(WHAT THIS TASK INVOLVES)
Each record is to be transcribed exactly.

== DATASET

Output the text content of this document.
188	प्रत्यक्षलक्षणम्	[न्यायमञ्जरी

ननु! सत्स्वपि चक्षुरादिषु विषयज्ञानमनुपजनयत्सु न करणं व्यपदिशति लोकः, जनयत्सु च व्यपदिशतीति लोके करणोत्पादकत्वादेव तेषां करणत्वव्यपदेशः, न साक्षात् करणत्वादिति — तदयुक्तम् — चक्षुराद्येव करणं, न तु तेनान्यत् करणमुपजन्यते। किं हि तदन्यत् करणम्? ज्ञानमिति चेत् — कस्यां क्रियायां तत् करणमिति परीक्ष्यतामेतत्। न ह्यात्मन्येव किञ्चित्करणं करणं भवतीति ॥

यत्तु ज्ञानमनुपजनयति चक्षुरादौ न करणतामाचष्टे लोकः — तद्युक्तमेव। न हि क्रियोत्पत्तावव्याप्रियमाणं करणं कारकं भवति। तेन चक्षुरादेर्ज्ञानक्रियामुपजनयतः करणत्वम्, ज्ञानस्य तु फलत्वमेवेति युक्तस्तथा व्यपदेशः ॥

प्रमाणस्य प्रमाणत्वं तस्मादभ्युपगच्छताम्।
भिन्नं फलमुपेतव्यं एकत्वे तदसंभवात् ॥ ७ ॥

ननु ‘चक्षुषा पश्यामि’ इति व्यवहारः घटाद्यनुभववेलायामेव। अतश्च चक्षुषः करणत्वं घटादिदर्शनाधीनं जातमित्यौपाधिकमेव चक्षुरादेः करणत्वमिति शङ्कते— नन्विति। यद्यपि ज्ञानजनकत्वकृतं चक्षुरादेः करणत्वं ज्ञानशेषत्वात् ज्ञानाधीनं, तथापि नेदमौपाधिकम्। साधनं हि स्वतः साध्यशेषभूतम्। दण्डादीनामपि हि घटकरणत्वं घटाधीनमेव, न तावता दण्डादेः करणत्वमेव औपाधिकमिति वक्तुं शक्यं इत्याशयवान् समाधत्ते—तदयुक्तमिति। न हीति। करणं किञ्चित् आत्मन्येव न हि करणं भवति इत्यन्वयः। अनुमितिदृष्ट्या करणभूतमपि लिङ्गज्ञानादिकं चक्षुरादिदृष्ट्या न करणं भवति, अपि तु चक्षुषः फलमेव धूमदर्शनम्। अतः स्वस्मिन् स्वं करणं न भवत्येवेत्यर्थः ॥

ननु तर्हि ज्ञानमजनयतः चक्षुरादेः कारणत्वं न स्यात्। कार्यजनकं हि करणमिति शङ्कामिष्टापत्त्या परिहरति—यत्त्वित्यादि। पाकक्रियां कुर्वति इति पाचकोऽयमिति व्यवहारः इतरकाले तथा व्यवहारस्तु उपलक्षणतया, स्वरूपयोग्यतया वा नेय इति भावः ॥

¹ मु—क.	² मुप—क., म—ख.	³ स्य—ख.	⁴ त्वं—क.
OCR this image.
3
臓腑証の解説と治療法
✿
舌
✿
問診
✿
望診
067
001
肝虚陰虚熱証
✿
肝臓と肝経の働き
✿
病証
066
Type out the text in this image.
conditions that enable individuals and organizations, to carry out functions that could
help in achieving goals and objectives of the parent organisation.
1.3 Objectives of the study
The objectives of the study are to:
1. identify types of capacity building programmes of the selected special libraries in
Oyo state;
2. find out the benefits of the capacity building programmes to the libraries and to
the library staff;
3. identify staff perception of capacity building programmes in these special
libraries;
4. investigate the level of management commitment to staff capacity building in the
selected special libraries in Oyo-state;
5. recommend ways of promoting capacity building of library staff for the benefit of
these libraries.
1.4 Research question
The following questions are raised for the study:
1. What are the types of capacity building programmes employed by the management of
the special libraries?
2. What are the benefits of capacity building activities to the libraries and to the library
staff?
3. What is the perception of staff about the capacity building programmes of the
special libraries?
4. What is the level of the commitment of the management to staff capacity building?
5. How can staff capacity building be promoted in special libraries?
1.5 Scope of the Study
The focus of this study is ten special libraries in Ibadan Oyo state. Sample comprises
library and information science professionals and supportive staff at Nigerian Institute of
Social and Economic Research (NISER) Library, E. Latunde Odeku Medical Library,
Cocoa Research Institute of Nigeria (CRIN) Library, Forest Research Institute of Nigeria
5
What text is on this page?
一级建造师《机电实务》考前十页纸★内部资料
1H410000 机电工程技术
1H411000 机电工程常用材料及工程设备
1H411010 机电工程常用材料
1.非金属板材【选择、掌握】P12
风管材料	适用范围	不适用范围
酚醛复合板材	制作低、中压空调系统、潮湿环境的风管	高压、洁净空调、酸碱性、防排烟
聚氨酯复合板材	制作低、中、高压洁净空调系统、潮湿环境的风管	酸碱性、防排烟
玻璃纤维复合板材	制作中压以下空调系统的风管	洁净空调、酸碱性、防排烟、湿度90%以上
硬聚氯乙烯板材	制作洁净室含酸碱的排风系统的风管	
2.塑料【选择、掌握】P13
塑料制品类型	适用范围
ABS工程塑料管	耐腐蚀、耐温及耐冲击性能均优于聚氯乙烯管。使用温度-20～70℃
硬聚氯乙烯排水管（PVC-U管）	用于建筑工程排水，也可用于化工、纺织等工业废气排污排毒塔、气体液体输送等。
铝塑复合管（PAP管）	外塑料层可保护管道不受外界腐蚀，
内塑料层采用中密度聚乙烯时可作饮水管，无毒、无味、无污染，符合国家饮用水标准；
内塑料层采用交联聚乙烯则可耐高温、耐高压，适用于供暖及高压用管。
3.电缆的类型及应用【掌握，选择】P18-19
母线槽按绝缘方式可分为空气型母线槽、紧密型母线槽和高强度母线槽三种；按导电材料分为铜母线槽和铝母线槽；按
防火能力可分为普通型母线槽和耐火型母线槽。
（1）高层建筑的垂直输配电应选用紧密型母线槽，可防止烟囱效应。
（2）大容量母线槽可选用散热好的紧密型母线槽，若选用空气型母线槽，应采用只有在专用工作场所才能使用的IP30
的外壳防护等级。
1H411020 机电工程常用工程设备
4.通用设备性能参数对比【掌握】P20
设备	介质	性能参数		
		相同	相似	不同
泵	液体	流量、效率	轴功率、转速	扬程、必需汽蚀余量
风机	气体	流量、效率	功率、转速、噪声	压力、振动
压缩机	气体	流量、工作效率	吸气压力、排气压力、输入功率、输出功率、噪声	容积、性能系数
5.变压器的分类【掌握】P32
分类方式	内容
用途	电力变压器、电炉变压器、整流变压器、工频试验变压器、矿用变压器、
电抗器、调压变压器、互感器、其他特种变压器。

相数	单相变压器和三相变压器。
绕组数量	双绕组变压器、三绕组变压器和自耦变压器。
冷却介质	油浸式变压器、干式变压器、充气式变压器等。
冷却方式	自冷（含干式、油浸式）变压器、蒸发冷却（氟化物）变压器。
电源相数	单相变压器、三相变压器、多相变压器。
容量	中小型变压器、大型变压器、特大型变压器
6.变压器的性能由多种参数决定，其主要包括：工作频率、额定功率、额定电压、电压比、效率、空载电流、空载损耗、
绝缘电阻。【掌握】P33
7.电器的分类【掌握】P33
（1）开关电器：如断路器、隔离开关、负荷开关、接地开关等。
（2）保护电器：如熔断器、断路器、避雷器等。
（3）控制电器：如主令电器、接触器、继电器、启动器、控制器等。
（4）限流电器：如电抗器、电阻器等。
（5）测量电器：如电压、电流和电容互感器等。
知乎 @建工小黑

====

(ANSWER FOR THIS EXERCISE)
Output the text content of this document.
188	प्रत्यक्षलक्षणम्	[न्यायमञ्जरी

ननु! सत्स्वपि चक्षुरादिषु विषयज्ञानमनुपजनयत्सु न करणं व्यपदिशति लोकः, जनयत्सु च व्यपदिशतीति लोके करणोत्पादकत्वादेव तेषां करणत्वव्यपदेशः, न साक्षात् करणत्वादिति — तदयुक्तम् — चक्षुराद्येव करणं, न तु तेनान्यत् करणमुपजन्यते। किं हि तदन्यत् करणम्? ज्ञानमिति चेत् — कस्यां क्रियायां तत् करणमिति परीक्ष्यतामेतत्। न ह्यात्मन्येव किञ्चित्करणं करणं भवतीति ॥

यत्तु ज्ञानमनुपजनयति चक्षुरादौ न करणतामाचष्टे लोकः — तद्युक्तमेव। न हि क्रियोत्पत्तावव्याप्रियमाणं करणं कारकं भवति। तेन चक्षुरादेर्ज्ञानक्रियामुपजनयतः करणत्वम्, ज्ञानस्य तु फलत्वमेवेति युक्तस्तथा व्यपदेशः ॥

प्रमाणस्य प्रमाणत्वं तस्मादभ्युपगच्छताम्।
भिन्नं फलमुपेतव्यं एकत्वे तदसंभवात् ॥ ७ ॥

ननु ‘चक्षुषा पश्यामि’ इति व्यवहारः घटाद्यनुभववेलायामेव। अतश्च चक्षुषः करणत्वं घटादिदर्शनाधीनं जातमित्यौपाधिकमेव चक्षुरादेः करणत्वमिति शङ्कते— नन्विति। यद्यपि ज्ञानजनकत्वकृतं चक्षुरादेः करणत्वं ज्ञानशेषत्वात् ज्ञानाधीनं, तथापि नेदमौपाधिकम्। साधनं हि स्वतः साध्यशेषभूतम्। दण्डादीनामपि हि घटकरणत्वं घटाधीनमेव, न तावता दण्डादेः करणत्वमेव औपाधिकमिति वक्तुं शक्यं इत्याशयवान् समाधत्ते—तदयुक्तमिति। न हीति। करणं किञ्चित् आत्मन्येव न हि करणं भवति इत्यन्वयः। अनुमितिदृष्ट्या करणभूतमपि लिङ्गज्ञानादिकं चक्षुरादिदृष्ट्या न करणं भवति, अपि तु चक्षुषः फलमेव धूमदर्शनम्। अतः स्वस्मिन् स्वं करणं न भवत्येवेत्यर्थः ॥

ननु तर्हि ज्ञानमजनयतः चक्षुरादेः कारणत्वं न स्यात्। कार्यजनकं हि करणमिति शङ्कामिष्टापत्त्या परिहरति—यत्त्वित्यादि। पाकक्रियां कुर्वति इति पाचकोऽयमिति व्यवहारः इतरकाले तथा व्यवहारस्तु उपलक्षणतया, स्वरूपयोग्यतया वा नेय इति भावः ॥

¹ मु—क.	² मुप—क., म—ख.	³ स्य—ख.	⁴ त्वं—क.
OCR this image.
3
臓腑証の解説と治療法
✿
舌
✿
問診
✿
望診
067
001
肝虚陰虚熱証
✿
肝臓と肝経の働き
✿
病証
066
Type out the text in this image.
conditions that enable individuals and organizations, to carry out functions that could
help in achieving goals and objectives of the parent organisation.
1.3 Objectives of the study
The objectives of the study are to:
1. identify types of capacity building programmes of the selected special libraries in
Oyo state;
2. find out the benefits of the capacity building programmes to the libraries and to
the library staff;
3. identify staff perception of capacity building programmes in these special
libraries;
4. investigate the level of management commitment to staff capacity building in the
selected special libraries in Oyo-state;
5. recommend ways of promoting capacity building of library staff for the benefit of
these libraries.
1.4 Research question
The following questions are raised for the study:
1. What are the types of capacity building programmes employed by the management of
the special libraries?
2. What are the benefits of capacity building activities to the libraries and to the library
staff?
3. What is the perception of staff about the capacity building programmes of the
special libraries?
4. What is the level of the commitment of the management to staff capacity building?
5. How can staff capacity building be promoted in special libraries?
1.5 Scope of the Study
The focus of this study is ten special libraries in Ibadan Oyo state. Sample comprises
library and information science professionals and supportive staff at Nigerian Institute of
Social and Economic Research (NISER) Library, E. Latunde Odeku Medical Library,
Cocoa Research Institute of Nigeria (CRIN) Library, Forest Research Institute of Nigeria
5
What text is on this page?
一级建造师《机电实务》考前十页纸★内部资料
1H410000 机电工程技术
1H411000 机电工程常用材料及工程设备
1H411010 机电工程常用材料
1.非金属板材【选择、掌握】P12
风管材料	适用范围	不适用范围
酚醛复合板材	制作低、中压空调系统、潮湿环境的风管	高压、洁净空调、酸碱性、防排烟
聚氨酯复合板材	制作低、中、高压洁净空调系统、潮湿环境的风管	酸碱性、防排烟
玻璃纤维复合板材	制作中压以下空调系统的风管	洁净空调、酸碱性、防排烟、湿度90%以上
硬聚氯乙烯板材	制作洁净室含酸碱的排风系统的风管	
2.塑料【选择、掌握】P13
塑料制品类型	适用范围
ABS工程塑料管	耐腐蚀、耐温及耐冲击性能均优于聚氯乙烯管。使用温度-20～70℃
硬聚氯乙烯排水管（PVC-U管）	用于建筑工程排水，也可用于化工、纺织等工业废气排污排毒塔、气体液体输送等。
铝塑复合管（PAP管）	外塑料层可保护管道不受外界腐蚀，
内塑料层采用中密度聚乙烯时可作饮水管，无毒、无味、无污染，符合国家饮用水标准；
内塑料层采用交联聚乙烯则可耐高温、耐高压，适用于供暖及高压用管。
3.电缆的类型及应用【掌握，选择】P18-19
母线槽按绝缘方式可分为空气型母线槽、紧密型母线槽和高强度母线槽三种；按导电材料分为铜母线槽和铝母线槽；按
防火能力可分为普通型母线槽和耐火型母线槽。
（1）高层建筑的垂直输配电应选用紧密型母线槽，可防止烟囱效应。
（2）大容量母线槽可选用散热好的紧密型母线槽，若选用空气型母线槽，应采用只有在专用工作场所才能使用的IP30
的外壳防护等级。
1H411020 机电工程常用工程设备
4.通用设备性能参数对比【掌握】P20
设备	介质	性能参数		
		相同	相似	不同
泵	液体	流量、效率	轴功率、转速	扬程、必需汽蚀余量
风机	气体	流量、效率	功率、转速、噪声	压力、振动
压缩机	气体	流量、工作效率	吸气压力、排气压力、输入功率、输出功率、噪声	容积、性能系数
5.变压器的分类【掌握】P32
分类方式	内容
用途	电力变压器、电炉变压器、整流变压器、工频试验变压器、矿用变压器、
电抗器、调压变压器、互感器、其他特种变压器。

相数	单相变压器和三相变压器。
绕组数量	双绕组变压器、三绕组变压器和自耦变压器。
冷却介质	油浸式变压器、干式变压器、充气式变压器等。
冷却方式	自冷（含干式、油浸式）变压器、蒸发冷却（氟化物）变压器。
电源相数	单相变压器、三相变压器、多相变压器。
容量	中小型变压器、大型变压器、特大型变压器
6.变压器的性能由多种参数决定，其主要包括：工作频率、额定功率、额定电压、电压比、效率、空载电流、空载损耗、
绝缘电阻。【掌握】P33
7.电器的分类【掌握】P33
（1）开关电器：如断路器、隔离开关、负荷开关、接地开关等。
（2）保护电器：如熔断器、断路器、避雷器等。
（3）控制电器：如主令电器、接触器、继电器、启动器、控制器等。
（4）限流电器：如电抗器、电阻器等。
（5）测量电器：如电压、电流和电容互感器等。
知乎 @建工小黑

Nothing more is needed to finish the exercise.